Task objective:
Skip any picture you find and retype all the remaining lines exactly.

---------- Dataset ----------

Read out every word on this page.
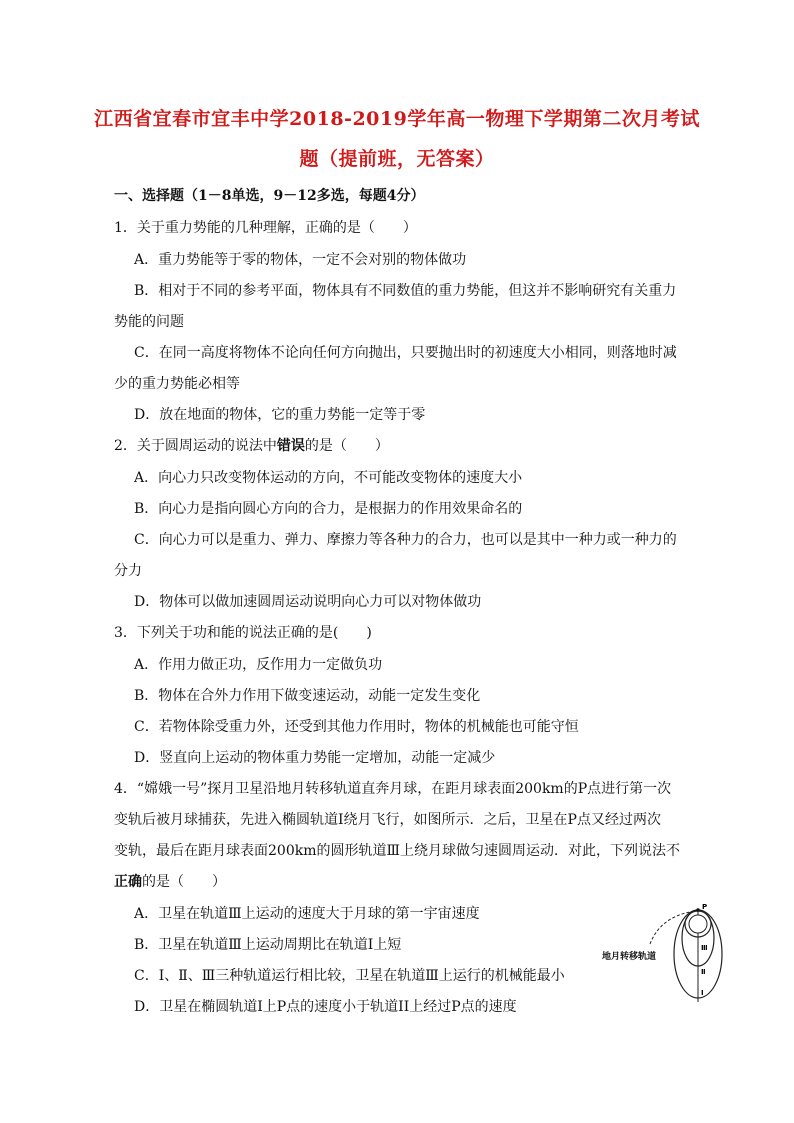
江西省宜春市宜丰中学2018-2019学年高一物理下学期第二次月考试
题（提前班，无答案）
一、选择题（1－8单选，9－12多选，每题4分）
1．关于重力势能的几种理解，正确的是（　　）
A．重力势能等于零的物体，一定不会对别的物体做功
B．相对于不同的参考平面，物体具有不同数值的重力势能，但这并不影响研究有关重力
势能的问题
C．在同一高度将物体不论向任何方向抛出，只要抛出时的初速度大小相同，则落地时减
少的重力势能必相等
D．放在地面的物体，它的重力势能一定等于零
2．关于圆周运动的说法中错误的是（　　）
A．向心力只改变物体运动的方向，不可能改变物体的速度大小
B．向心力是指向圆心方向的合力，是根据力的作用效果命名的
C．向心力可以是重力、弹力、摩擦力等各种力的合力，也可以是其中一种力或一种力的
分力
D．物体可以做加速圆周运动说明向心力可以对物体做功
3．下列关于功和能的说法正确的是(　　)
A．作用力做正功，反作用力一定做负功
B．物体在合外力作用下做变速运动，动能一定发生变化
C．若物体除受重力外，还受到其他力作用时，物体的机械能也可能守恒
D．竖直向上运动的物体重力势能一定增加，动能一定减少
4．“嫦娥一号”探月卫星沿地月转移轨道直奔月球，在距月球表面200km的P点进行第一次
变轨后被月球捕获，先进入椭圆轨道Ⅰ绕月飞行，如图所示．之后，卫星在P点又经过两次
变轨，最后在距月球表面200km的圆形轨道Ⅲ上绕月球做匀速圆周运动．对此，下列说法不
正确的是（　　）
A．卫星在轨道Ⅲ上运动的速度大于月球的第一宇宙速度
B．卫星在轨道Ⅲ上运动周期比在轨道Ⅰ上短
C．Ⅰ、Ⅱ、Ⅲ三种轨道运行相比较，卫星在轨道Ⅲ上运行的机械能最小
D．卫星在椭圆轨道Ⅰ上P点的速度小于轨道II上经过P点的速度
P
Ⅲ
Ⅱ
Ⅰ
地月转移轨道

----------

Expected answer:
Read out every word on this page.
江西省宜春市宜丰中学2018-2019学年高一物理下学期第二次月考试
题（提前班，无答案）
一、选择题（1－8单选，9－12多选，每题4分）
1．关于重力势能的几种理解，正确的是（　　）
A．重力势能等于零的物体，一定不会对别的物体做功
B．相对于不同的参考平面，物体具有不同数值的重力势能，但这并不影响研究有关重力
势能的问题
C．在同一高度将物体不论向任何方向抛出，只要抛出时的初速度大小相同，则落地时减
少的重力势能必相等
D．放在地面的物体，它的重力势能一定等于零
2．关于圆周运动的说法中错误的是（　　）
A．向心力只改变物体运动的方向，不可能改变物体的速度大小
B．向心力是指向圆心方向的合力，是根据力的作用效果命名的
C．向心力可以是重力、弹力、摩擦力等各种力的合力，也可以是其中一种力或一种力的
分力
D．物体可以做加速圆周运动说明向心力可以对物体做功
3．下列关于功和能的说法正确的是(　　)
A．作用力做正功，反作用力一定做负功
B．物体在合外力作用下做变速运动，动能一定发生变化
C．若物体除受重力外，还受到其他力作用时，物体的机械能也可能守恒
D．竖直向上运动的物体重力势能一定增加，动能一定减少
4．“嫦娥一号”探月卫星沿地月转移轨道直奔月球，在距月球表面200km的P点进行第一次
变轨后被月球捕获，先进入椭圆轨道Ⅰ绕月飞行，如图所示．之后，卫星在P点又经过两次
变轨，最后在距月球表面200km的圆形轨道Ⅲ上绕月球做匀速圆周运动．对此，下列说法不
正确的是（　　）
A．卫星在轨道Ⅲ上运动的速度大于月球的第一宇宙速度
B．卫星在轨道Ⅲ上运动周期比在轨道Ⅰ上短
C．Ⅰ、Ⅱ、Ⅲ三种轨道运行相比较，卫星在轨道Ⅲ上运行的机械能最小
D．卫星在椭圆轨道Ⅰ上P点的速度小于轨道II上经过P点的速度
P
Ⅲ
Ⅱ
Ⅰ
地月转移轨道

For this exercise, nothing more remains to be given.